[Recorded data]
#####
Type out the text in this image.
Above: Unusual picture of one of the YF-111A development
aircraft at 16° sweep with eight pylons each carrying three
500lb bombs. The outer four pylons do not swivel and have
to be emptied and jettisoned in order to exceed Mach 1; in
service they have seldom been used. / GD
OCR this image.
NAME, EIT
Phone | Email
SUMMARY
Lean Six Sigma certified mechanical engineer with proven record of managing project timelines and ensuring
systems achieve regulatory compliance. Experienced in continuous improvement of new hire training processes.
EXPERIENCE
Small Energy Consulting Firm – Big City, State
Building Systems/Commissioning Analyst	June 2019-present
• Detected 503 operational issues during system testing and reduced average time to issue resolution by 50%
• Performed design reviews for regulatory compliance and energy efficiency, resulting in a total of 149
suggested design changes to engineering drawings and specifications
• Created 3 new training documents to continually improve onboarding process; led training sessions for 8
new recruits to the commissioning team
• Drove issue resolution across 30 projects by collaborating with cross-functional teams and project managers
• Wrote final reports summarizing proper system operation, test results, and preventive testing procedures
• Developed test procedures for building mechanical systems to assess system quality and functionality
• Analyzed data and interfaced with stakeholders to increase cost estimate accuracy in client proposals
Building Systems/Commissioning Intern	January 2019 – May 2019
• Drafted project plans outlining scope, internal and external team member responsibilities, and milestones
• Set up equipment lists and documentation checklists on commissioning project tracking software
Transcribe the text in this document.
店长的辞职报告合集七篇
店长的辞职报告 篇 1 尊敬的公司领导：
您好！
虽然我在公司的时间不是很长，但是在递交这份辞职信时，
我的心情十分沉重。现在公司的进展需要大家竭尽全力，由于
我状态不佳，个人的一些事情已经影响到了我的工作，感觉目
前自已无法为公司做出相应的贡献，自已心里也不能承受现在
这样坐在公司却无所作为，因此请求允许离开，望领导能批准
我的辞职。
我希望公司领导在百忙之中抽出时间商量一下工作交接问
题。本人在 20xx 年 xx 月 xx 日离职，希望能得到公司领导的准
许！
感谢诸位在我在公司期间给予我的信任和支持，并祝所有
#####
» **JOB**
Return the number of lines that include the word "with", and nothing else.

» **THE REPLY**
4